WHAT IS EXPECTED:
Copy out the lines that have "содействия" in them.
# STORED ROWS start
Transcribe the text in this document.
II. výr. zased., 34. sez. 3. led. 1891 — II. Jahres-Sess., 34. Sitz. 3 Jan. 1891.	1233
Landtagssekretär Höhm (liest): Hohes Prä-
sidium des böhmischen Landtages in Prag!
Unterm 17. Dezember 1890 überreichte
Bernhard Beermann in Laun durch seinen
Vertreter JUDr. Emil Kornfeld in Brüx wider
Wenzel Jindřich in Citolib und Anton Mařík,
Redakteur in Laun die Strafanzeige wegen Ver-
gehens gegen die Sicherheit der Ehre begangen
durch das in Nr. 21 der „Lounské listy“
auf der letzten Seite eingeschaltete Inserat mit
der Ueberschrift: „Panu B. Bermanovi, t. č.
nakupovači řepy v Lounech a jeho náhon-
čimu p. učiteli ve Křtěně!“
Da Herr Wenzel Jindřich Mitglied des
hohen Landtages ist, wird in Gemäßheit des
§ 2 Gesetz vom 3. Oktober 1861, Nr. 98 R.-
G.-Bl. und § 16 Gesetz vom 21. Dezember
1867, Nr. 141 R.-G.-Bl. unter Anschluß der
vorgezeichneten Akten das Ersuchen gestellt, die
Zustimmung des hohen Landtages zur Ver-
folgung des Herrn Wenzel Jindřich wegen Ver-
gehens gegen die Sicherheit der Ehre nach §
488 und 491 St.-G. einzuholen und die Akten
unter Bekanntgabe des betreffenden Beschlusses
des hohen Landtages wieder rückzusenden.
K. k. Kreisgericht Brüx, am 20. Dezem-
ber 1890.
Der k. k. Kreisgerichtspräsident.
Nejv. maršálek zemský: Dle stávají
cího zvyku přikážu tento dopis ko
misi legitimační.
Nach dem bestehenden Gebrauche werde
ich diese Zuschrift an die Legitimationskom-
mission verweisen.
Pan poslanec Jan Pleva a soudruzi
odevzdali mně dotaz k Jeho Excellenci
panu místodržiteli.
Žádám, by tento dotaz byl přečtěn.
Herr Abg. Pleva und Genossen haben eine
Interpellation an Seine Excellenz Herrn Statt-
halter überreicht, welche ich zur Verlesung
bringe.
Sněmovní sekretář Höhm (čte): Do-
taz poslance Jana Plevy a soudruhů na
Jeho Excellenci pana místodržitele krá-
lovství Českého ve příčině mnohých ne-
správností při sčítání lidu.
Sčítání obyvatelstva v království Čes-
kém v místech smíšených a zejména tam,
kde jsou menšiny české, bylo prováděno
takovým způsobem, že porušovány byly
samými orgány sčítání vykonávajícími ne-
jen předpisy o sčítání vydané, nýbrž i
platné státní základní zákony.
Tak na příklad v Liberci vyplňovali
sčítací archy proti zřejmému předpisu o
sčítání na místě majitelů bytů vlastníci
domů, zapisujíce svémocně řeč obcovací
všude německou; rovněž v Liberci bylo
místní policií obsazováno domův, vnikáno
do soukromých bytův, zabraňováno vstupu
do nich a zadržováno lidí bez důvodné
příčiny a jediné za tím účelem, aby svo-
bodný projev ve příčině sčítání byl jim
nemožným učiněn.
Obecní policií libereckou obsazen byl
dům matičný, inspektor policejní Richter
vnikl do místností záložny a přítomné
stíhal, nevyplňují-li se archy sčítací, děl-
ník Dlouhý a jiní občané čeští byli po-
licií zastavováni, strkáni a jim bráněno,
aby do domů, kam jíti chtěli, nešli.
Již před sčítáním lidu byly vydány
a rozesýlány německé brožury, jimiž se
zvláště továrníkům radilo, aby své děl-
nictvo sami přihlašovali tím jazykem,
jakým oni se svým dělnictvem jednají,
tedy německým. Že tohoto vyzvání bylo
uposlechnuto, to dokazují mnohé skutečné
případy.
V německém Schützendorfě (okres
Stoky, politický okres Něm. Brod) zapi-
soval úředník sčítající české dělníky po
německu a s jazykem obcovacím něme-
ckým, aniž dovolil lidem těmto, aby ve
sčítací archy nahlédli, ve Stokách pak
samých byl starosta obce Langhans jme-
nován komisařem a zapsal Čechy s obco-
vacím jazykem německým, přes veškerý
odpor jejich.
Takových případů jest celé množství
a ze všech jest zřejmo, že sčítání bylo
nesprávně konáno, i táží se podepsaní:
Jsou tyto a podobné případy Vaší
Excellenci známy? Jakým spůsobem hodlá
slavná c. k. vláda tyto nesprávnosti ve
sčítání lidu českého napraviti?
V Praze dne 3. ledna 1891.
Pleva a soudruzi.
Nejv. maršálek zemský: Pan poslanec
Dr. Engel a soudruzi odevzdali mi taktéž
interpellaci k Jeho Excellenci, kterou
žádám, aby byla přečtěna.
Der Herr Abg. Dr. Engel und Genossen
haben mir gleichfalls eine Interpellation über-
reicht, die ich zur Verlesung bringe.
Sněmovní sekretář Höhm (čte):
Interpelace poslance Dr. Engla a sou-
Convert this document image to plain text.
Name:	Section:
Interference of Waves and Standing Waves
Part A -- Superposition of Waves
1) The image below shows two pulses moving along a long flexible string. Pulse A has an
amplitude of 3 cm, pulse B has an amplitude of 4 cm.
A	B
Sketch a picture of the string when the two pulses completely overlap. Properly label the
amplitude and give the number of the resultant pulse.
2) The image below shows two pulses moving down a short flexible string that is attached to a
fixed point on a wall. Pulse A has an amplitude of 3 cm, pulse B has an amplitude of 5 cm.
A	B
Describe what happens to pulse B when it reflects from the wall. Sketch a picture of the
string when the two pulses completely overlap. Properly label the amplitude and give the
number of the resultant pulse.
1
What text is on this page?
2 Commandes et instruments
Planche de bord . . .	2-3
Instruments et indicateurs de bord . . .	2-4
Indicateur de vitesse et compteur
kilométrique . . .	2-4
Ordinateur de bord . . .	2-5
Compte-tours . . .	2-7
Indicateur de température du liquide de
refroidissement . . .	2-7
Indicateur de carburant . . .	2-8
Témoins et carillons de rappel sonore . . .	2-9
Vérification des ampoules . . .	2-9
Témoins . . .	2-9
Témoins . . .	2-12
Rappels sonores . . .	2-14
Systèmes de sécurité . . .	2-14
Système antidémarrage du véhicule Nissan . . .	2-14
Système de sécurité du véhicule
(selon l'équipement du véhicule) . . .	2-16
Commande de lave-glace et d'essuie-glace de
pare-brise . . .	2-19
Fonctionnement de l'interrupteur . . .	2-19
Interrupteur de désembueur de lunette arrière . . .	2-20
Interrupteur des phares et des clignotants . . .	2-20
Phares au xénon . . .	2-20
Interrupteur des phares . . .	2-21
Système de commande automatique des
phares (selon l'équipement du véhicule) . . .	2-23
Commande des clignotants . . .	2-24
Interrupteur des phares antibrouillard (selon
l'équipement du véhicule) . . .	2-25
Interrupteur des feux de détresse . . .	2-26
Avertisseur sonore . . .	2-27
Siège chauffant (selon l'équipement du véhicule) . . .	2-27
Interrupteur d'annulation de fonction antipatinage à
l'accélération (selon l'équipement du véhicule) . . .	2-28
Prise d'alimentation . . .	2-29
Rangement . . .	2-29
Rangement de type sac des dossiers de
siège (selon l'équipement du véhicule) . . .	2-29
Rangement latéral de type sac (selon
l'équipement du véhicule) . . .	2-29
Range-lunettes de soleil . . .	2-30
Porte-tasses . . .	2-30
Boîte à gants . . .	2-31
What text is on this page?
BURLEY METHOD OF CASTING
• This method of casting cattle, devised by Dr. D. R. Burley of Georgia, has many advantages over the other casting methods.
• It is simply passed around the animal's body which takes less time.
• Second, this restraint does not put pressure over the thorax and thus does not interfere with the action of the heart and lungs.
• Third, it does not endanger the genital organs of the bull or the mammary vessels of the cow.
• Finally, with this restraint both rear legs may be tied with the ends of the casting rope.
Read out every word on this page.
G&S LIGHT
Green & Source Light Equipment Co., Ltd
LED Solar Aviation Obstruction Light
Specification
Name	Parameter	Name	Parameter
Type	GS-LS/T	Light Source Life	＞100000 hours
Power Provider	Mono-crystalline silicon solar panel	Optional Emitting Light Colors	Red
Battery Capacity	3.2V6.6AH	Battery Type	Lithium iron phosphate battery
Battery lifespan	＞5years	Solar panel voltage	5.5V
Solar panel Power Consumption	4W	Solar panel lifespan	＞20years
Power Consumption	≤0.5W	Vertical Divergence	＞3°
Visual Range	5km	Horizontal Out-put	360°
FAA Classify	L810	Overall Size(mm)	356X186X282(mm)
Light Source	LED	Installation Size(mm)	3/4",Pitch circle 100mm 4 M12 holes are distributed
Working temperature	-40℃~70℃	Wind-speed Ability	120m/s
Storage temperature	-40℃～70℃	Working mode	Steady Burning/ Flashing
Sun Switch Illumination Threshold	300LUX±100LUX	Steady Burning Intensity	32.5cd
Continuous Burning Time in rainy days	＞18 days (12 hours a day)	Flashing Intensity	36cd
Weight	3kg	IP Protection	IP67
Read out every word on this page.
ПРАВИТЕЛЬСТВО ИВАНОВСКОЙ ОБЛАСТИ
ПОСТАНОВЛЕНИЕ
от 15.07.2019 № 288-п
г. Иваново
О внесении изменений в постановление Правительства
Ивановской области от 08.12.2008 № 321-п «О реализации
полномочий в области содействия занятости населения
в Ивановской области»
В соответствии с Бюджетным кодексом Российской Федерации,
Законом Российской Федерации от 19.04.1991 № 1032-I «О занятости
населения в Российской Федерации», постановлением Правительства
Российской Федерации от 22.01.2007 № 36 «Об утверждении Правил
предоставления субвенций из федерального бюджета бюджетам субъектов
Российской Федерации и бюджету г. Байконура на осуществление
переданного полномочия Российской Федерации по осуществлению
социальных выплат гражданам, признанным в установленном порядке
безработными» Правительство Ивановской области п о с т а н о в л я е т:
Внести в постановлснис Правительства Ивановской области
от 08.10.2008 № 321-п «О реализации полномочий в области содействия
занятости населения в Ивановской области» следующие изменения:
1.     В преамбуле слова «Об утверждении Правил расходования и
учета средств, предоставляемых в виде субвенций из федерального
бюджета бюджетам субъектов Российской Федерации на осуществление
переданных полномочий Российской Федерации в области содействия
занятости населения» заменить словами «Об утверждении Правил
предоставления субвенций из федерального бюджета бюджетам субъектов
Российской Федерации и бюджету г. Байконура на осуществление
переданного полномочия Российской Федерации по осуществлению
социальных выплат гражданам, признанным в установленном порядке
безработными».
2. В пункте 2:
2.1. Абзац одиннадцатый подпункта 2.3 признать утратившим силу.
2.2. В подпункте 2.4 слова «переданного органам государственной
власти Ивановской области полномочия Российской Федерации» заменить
# STORED ROWS end
RESULT OF THIS EXERCISE:
полномочий в области содействия занятости населения
от 08.10.2008 № 321-п «О реализации полномочий в области содействия
переданных полномочий Российской Федерации в области содействия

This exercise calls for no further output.